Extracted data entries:
'''

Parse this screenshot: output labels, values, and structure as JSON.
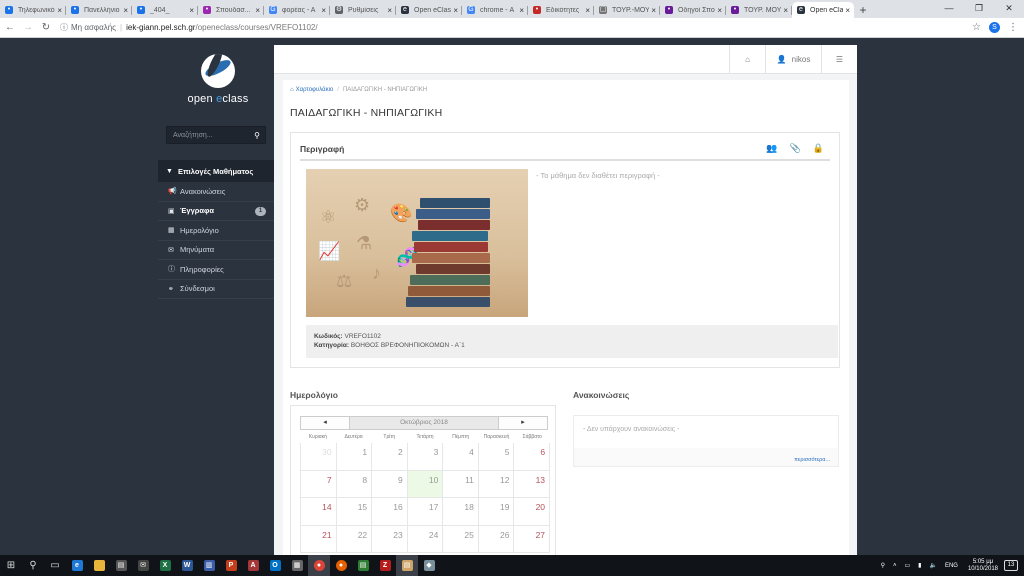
{
  "browser": {
    "tabs": [
      {
        "title": "Τηλεφωνικό",
        "color": "#1a73e8",
        "glyph": "•"
      },
      {
        "title": "Πανελλήνιο",
        "color": "#1a73e8",
        "glyph": "•"
      },
      {
        "title": "_404_",
        "color": "#1a73e8",
        "glyph": "•"
      },
      {
        "title": "Σπουδασ...",
        "color": "#9c27b0",
        "glyph": "•"
      },
      {
        "title": "φορέας - Α",
        "color": "#4285f4",
        "glyph": "G"
      },
      {
        "title": "Ρυθμίσεις",
        "color": "#5f6368",
        "glyph": "⚙"
      },
      {
        "title": "Open eClas",
        "color": "#2b333f",
        "glyph": "e"
      },
      {
        "title": "chrome - Α",
        "color": "#4285f4",
        "glyph": "G"
      },
      {
        "title": "Εδικότητες",
        "color": "#c62828",
        "glyph": "•"
      },
      {
        "title": "ΤΟΥΡ.-ΜΟΥ",
        "color": "#757575",
        "glyph": "▢"
      },
      {
        "title": "Οδηγοί Σπο",
        "color": "#6a1b9a",
        "glyph": "•"
      },
      {
        "title": "ΤΟΥΡ. ΜΟΥ",
        "color": "#6a1b9a",
        "glyph": "•"
      },
      {
        "title": "Open eClas",
        "color": "#2b333f",
        "glyph": "e",
        "active": true
      }
    ],
    "close_glyph": "×",
    "new_tab_glyph": "+",
    "not_secure": "Μη ασφαλής",
    "url_host": "iek-giann.pel.sch.gr",
    "url_path": "/openeclass/courses/VREFO1102/",
    "profile_initial": "S"
  },
  "logo": {
    "open": "open ",
    "e": "e",
    "class": "class"
  },
  "search": {
    "placeholder": "Αναζήτηση..."
  },
  "sidebar": {
    "heading": "Επιλογές Μαθήματος",
    "items": [
      {
        "label": "Ανακοινώσεις",
        "icon": "megaphone-icon",
        "glyph": "📢"
      },
      {
        "label": "Έγγραφα",
        "icon": "folder-icon",
        "glyph": "▣",
        "active": true,
        "badge": "1"
      },
      {
        "label": "Ημερολόγιο",
        "icon": "calendar-icon",
        "glyph": "▦"
      },
      {
        "label": "Μηνύματα",
        "icon": "envelope-icon",
        "glyph": "✉"
      },
      {
        "label": "Πληροφορίες",
        "icon": "info-icon",
        "glyph": "ⓘ"
      },
      {
        "label": "Σύνδεσμοι",
        "icon": "link-icon",
        "glyph": "⚭"
      }
    ]
  },
  "topbar": {
    "username": "nikos"
  },
  "breadcrumb": {
    "root": "Χαρτοφυλάκιο",
    "current": "ΠΑΙΔΑΓΩΓΙΚΗ - ΝΗΠΙΑΓΩΓΙΚΗ"
  },
  "course": {
    "title": "ΠΑΙΔΑΓΩΓΙΚΗ - ΝΗΠΙΑΓΩΓΙΚΗ",
    "panel_title": "Περιγραφή",
    "no_description": "- Το μάθημα δεν διαθέτει περιγραφή -",
    "code_label": "Κωδικός:",
    "code_value": "VREFO1102",
    "category_label": "Κατηγορία:",
    "category_value": "ΒΟΗΘΟΣ ΒΡΕΦΟΝΗΠΙΟΚΟΜΩΝ - Α΄1"
  },
  "calendar": {
    "title": "Ημερολόγιο",
    "month": "Οκτώβριος 2018",
    "prev": "◂",
    "next": "▸",
    "dow": [
      "Κυριακή",
      "Δευτέρα",
      "Τρίτη",
      "Τετάρτη",
      "Πέμπτη",
      "Παρασκευή",
      "Σάββατο"
    ],
    "weeks": [
      [
        "30",
        "1",
        "2",
        "3",
        "4",
        "5",
        "6"
      ],
      [
        "7",
        "8",
        "9",
        "10",
        "11",
        "12",
        "13"
      ],
      [
        "14",
        "15",
        "16",
        "17",
        "18",
        "19",
        "20"
      ],
      [
        "21",
        "22",
        "23",
        "24",
        "25",
        "26",
        "27"
      ]
    ],
    "today": "10",
    "outside_month": [
      "30"
    ]
  },
  "announcements": {
    "title": "Ανακοινώσεις",
    "empty": "- Δεν υπάρχουν ανακοινώσεις -",
    "more": "περισσότερα..."
  },
  "taskbar": {
    "lang": "ENG",
    "time": "5:05 μμ",
    "date": "10/10/2018",
    "notifications": "13"
  }
}
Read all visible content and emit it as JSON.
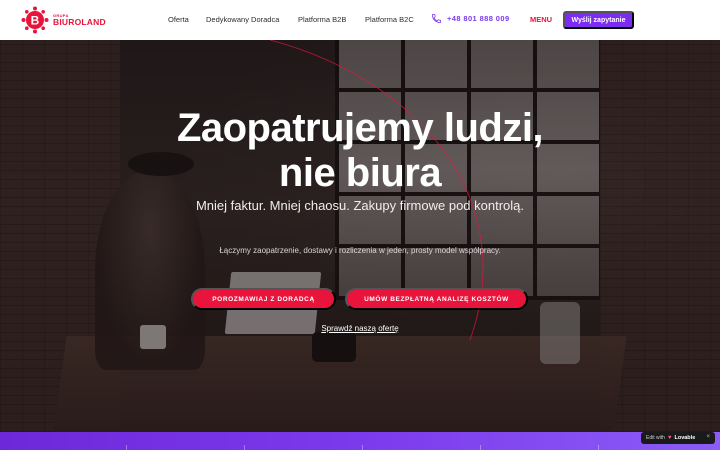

'''

◆ GOAL: Transcribe the records above exactly, omitting every picture they contain.

◆ OUTPUT OF THE EXERCISE:
Parse this screenshot: output labels, values, and structure as JSON.
{
  "browser": {
    "tabs": [
      {
        "title": "Τηλεφωνικό",
        "color": "#1a73e8",
        "glyph": "•"
      },
      {
        "title": "Πανελλήνιο",
        "color": "#1a73e8",
        "glyph": "•"
      },
      {
        "title": "_404_",
        "color": "#1a73e8",
        "glyph": "•"
      },
      {
        "title": "Σπουδασ...",
        "color": "#9c27b0",
        "glyph": "•"
      },
      {
        "title": "φορέας - Α",
        "color": "#4285f4",
        "glyph": "G"
      },
      {
        "title": "Ρυθμίσεις",
        "color": "#5f6368",
        "glyph": "⚙"
      },
      {
        "title": "Open eClas",
        "color": "#2b333f",
        "glyph": "e"
      },
      {
        "title": "chrome - Α",
        "color": "#4285f4",
        "glyph": "G"
      },
      {
        "title": "Εδικότητες",
        "color": "#c62828",
        "glyph": "•"
      },
      {
        "title": "ΤΟΥΡ.-ΜΟΥ",
        "color": "#757575",
        "glyph": "▢"
      },
      {
        "title": "Οδηγοί Σπο",
        "color": "#6a1b9a",
        "glyph": "•"
      },
      {
        "title": "ΤΟΥΡ. ΜΟΥ",
        "color": "#6a1b9a",
        "glyph": "•"
      },
      {
        "title": "Open eClas",
        "color": "#2b333f",
        "glyph": "e",
        "active": true
      }
    ],
    "close_glyph": "×",
    "new_tab_glyph": "+",
    "not_secure": "Μη ασφαλής",
    "url_host": "iek-giann.pel.sch.gr",
    "url_path": "/openeclass/courses/VREFO1102/",
    "profile_initial": "S"
  },
  "logo": {
    "open": "open ",
    "e": "e",
    "class": "class"
  },
  "search": {
    "placeholder": "Αναζήτηση..."
  },
  "sidebar": {
    "heading": "Επιλογές Μαθήματος",
    "items": [
      {
        "label": "Ανακοινώσεις",
        "icon": "megaphone-icon",
        "glyph": "📢"
      },
      {
        "label": "Έγγραφα",
        "icon": "folder-icon",
        "glyph": "▣",
        "active": true,
        "badge": "1"
      },
      {
        "label": "Ημερολόγιο",
        "icon": "calendar-icon",
        "glyph": "▦"
      },
      {
        "label": "Μηνύματα",
        "icon": "envelope-icon",
        "glyph": "✉"
      },
      {
        "label": "Πληροφορίες",
        "icon": "info-icon",
        "glyph": "ⓘ"
      },
      {
        "label": "Σύνδεσμοι",
        "icon": "link-icon",
        "glyph": "⚭"
      }
    ]
  },
  "topbar": {
    "username": "nikos"
  },
  "breadcrumb": {
    "root": "Χαρτοφυλάκιο",
    "current": "ΠΑΙΔΑΓΩΓΙΚΗ - ΝΗΠΙΑΓΩΓΙΚΗ"
  },
  "course": {
    "title": "ΠΑΙΔΑΓΩΓΙΚΗ - ΝΗΠΙΑΓΩΓΙΚΗ",
    "panel_title": "Περιγραφή",
    "no_description": "- Το μάθημα δεν διαθέτει περιγραφή -",
    "code_label": "Κωδικός:",
    "code_value": "VREFO1102",
    "category_label": "Κατηγορία:",
    "category_value": "ΒΟΗΘΟΣ ΒΡΕΦΟΝΗΠΙΟΚΟΜΩΝ - Α΄1"
  },
  "calendar": {
    "title": "Ημερολόγιο",
    "month": "Οκτώβριος 2018",
    "prev": "◂",
    "next": "▸",
    "dow": [
      "Κυριακή",
      "Δευτέρα",
      "Τρίτη",
      "Τετάρτη",
      "Πέμπτη",
      "Παρασκευή",
      "Σάββατο"
    ],
    "weeks": [
      [
        "30",
        "1",
        "2",
        "3",
        "4",
        "5",
        "6"
      ],
      [
        "7",
        "8",
        "9",
        "10",
        "11",
        "12",
        "13"
      ],
      [
        "14",
        "15",
        "16",
        "17",
        "18",
        "19",
        "20"
      ],
      [
        "21",
        "22",
        "23",
        "24",
        "25",
        "26",
        "27"
      ]
    ],
    "today": "10",
    "outside_month": [
      "30"
    ]
  },
  "announcements": {
    "title": "Ανακοινώσεις",
    "empty": "- Δεν υπάρχουν ανακοινώσεις -",
    "more": "περισσότερα..."
  },
  "taskbar": {
    "lang": "ENG",
    "time": "5:05 μμ",
    "date": "10/10/2018",
    "notifications": "13"
  }
}
Read all visible content and emit it as JSON.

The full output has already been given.